## Start

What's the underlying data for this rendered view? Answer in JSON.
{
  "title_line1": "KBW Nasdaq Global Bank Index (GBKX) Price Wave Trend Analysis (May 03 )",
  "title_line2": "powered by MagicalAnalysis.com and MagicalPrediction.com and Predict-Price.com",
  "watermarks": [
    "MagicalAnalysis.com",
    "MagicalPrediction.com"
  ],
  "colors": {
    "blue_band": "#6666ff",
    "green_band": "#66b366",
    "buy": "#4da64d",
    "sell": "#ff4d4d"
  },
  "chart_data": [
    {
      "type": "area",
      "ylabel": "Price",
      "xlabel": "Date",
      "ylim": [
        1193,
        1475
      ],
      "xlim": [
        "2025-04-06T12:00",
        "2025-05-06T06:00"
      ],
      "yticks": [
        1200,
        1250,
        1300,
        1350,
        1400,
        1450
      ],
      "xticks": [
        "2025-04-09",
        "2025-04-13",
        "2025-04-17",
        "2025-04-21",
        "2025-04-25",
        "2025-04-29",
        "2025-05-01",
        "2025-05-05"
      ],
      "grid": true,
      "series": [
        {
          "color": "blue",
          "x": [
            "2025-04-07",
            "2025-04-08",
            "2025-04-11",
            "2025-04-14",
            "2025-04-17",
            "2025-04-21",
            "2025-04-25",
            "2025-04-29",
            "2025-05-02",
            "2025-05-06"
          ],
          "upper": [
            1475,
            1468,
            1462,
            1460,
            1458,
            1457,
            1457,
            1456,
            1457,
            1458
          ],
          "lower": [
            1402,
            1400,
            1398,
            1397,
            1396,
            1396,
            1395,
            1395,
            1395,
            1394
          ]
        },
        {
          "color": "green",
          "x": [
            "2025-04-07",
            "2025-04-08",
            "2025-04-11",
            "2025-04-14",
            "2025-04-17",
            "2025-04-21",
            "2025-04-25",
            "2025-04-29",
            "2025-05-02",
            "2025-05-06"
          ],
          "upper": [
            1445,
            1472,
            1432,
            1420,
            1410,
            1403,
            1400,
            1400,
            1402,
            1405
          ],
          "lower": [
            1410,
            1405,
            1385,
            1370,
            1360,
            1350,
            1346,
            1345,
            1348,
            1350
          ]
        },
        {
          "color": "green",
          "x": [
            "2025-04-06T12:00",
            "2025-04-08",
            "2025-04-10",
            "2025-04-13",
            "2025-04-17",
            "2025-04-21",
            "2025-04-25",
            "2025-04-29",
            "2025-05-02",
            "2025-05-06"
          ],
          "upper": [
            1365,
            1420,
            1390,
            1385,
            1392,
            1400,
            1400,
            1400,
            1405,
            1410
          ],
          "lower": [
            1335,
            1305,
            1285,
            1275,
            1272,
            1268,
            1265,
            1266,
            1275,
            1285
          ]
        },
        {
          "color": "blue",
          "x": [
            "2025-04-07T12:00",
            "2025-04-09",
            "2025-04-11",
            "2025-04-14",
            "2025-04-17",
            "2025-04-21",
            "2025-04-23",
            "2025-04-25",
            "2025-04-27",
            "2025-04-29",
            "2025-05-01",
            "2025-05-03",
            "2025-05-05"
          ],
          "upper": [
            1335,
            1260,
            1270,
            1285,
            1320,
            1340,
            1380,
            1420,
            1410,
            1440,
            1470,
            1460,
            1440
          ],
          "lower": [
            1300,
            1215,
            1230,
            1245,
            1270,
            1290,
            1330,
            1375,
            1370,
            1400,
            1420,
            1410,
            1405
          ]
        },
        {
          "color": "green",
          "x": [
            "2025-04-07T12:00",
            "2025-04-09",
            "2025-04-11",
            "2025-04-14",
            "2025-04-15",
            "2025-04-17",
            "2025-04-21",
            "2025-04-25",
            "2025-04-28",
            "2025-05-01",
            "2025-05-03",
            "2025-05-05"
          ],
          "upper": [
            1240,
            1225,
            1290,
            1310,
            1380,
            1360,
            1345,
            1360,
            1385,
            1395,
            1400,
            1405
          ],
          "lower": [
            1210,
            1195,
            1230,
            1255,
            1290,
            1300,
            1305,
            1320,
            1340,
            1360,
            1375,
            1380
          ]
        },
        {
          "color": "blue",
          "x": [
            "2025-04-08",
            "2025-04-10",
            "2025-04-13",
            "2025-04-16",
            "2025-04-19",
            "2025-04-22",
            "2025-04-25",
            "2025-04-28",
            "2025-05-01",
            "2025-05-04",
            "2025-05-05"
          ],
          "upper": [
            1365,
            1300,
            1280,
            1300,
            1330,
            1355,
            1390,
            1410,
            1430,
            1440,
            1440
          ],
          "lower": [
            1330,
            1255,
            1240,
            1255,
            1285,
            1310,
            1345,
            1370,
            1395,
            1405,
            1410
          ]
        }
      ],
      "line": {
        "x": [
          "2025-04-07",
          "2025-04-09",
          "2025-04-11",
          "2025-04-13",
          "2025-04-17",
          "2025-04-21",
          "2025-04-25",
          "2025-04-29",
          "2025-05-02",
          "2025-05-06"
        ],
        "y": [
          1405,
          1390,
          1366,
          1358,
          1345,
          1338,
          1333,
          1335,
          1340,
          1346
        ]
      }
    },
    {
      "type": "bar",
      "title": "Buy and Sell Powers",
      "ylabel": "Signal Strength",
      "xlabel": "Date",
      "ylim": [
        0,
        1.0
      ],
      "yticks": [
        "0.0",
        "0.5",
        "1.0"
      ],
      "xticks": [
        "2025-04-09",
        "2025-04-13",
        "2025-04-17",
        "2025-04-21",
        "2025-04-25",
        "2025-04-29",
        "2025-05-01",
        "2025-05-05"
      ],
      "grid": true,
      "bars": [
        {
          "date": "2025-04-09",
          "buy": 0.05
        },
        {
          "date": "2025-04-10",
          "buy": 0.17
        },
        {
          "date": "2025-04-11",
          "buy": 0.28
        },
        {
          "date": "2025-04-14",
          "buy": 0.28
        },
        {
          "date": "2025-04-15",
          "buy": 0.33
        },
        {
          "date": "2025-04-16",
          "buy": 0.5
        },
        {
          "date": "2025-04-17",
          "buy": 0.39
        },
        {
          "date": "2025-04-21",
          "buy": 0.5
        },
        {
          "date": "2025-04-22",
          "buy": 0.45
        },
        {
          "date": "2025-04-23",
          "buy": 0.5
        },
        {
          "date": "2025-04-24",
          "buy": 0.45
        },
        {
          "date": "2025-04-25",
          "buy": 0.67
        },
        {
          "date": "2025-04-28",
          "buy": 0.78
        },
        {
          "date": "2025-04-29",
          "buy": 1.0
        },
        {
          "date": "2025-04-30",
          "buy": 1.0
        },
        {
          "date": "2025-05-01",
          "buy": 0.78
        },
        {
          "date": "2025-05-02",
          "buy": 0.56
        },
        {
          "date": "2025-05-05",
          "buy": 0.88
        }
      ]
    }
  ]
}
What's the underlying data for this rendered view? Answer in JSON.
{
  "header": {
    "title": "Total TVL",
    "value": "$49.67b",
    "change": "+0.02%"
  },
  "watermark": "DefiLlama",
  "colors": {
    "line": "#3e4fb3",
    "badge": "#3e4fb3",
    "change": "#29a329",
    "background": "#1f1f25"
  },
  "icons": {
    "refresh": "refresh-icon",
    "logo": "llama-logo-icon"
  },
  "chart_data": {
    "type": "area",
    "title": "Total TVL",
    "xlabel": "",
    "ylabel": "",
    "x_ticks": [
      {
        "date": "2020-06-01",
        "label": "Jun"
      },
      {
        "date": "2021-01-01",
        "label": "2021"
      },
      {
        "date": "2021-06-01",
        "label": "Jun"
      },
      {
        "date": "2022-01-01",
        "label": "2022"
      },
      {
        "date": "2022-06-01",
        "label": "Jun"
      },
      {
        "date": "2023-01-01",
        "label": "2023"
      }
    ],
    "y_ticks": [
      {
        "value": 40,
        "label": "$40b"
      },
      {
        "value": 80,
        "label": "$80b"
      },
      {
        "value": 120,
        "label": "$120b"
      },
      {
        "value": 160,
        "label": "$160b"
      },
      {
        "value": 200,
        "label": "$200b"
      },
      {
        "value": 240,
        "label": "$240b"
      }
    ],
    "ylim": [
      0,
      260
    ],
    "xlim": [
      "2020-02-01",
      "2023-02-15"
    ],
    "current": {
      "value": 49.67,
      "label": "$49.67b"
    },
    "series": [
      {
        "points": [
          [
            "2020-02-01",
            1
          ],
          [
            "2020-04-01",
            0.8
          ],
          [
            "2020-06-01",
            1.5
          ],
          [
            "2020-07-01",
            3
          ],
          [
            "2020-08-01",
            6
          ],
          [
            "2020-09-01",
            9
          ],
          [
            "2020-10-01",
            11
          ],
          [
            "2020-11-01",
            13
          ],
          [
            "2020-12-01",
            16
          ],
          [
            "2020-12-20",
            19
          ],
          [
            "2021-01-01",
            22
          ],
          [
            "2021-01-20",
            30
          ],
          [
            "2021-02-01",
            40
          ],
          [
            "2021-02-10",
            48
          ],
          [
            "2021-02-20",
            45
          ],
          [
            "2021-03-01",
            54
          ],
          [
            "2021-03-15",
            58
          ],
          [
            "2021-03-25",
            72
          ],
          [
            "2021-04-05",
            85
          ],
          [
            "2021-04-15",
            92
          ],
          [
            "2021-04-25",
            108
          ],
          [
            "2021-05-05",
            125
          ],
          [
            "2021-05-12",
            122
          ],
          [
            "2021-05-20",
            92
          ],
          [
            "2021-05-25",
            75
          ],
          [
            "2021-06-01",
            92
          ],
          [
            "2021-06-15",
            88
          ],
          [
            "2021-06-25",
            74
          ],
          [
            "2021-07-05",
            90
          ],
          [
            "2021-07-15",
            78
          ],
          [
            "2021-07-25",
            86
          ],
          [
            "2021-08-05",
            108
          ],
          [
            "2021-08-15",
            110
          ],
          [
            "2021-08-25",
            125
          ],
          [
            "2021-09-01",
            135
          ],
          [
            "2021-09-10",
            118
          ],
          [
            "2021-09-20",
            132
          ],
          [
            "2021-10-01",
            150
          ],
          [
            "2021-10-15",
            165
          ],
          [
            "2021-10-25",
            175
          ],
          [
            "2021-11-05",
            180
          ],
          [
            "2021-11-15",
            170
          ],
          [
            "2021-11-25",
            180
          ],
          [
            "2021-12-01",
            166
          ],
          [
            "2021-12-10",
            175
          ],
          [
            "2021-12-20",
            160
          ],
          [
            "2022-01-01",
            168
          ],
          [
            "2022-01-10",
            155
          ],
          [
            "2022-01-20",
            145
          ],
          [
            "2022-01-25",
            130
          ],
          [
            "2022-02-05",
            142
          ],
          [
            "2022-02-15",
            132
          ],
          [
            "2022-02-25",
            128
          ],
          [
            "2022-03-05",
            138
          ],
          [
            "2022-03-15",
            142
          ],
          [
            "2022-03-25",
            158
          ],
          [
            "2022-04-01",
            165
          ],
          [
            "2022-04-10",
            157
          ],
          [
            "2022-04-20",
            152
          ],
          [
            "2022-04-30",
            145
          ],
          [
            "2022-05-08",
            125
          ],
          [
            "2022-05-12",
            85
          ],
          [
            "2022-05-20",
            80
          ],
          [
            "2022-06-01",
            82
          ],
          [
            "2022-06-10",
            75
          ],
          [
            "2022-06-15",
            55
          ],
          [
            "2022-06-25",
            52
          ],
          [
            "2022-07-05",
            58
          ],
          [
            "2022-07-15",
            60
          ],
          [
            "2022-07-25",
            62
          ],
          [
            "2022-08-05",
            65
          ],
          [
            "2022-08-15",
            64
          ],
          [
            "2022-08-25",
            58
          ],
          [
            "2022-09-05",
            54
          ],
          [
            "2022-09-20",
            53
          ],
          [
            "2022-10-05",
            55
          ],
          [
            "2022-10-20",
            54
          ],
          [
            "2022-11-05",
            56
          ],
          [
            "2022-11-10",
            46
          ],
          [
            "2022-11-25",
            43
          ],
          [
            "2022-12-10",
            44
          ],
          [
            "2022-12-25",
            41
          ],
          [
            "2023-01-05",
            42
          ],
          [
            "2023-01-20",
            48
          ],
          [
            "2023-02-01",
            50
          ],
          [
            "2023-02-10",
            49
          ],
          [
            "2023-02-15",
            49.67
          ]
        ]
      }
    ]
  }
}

## End

**Problem to work on:** Search the lines above for the string "ylabel" and copy each line that has it.

**Task response:**
      "ylabel": "Price",
      "ylabel": "Signal Strength",
    "ylabel": "",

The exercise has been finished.